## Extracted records
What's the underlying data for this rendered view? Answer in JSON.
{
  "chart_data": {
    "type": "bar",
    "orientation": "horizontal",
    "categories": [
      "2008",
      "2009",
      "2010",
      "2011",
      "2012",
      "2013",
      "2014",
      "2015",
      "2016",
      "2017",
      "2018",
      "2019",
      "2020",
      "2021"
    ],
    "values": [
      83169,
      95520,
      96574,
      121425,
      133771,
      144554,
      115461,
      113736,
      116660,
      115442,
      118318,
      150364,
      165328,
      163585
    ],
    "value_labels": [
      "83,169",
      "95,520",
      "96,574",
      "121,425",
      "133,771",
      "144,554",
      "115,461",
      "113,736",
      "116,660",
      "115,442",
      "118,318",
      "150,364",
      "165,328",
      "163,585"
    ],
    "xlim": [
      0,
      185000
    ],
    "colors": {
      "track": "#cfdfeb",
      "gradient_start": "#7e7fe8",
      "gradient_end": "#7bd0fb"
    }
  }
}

---

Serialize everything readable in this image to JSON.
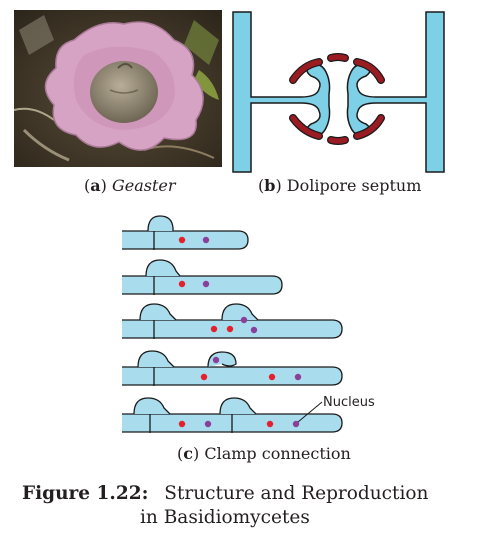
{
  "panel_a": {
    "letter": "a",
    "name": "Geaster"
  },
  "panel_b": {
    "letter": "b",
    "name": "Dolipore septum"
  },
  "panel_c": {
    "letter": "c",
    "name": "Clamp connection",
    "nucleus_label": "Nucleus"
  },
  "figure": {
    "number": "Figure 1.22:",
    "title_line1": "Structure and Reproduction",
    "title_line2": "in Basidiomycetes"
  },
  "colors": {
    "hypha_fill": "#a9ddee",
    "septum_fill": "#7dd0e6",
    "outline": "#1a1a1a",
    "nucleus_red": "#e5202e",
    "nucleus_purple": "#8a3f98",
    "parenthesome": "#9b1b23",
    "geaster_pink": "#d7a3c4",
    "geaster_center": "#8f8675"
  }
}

## REQUIRED TASK
Search the entries for the word "name" and gather every line where it appears.

## ANSWER BELOW
    "name": "Geaster"
    "name": "Dolipore septum"
    "name": "Clamp connection",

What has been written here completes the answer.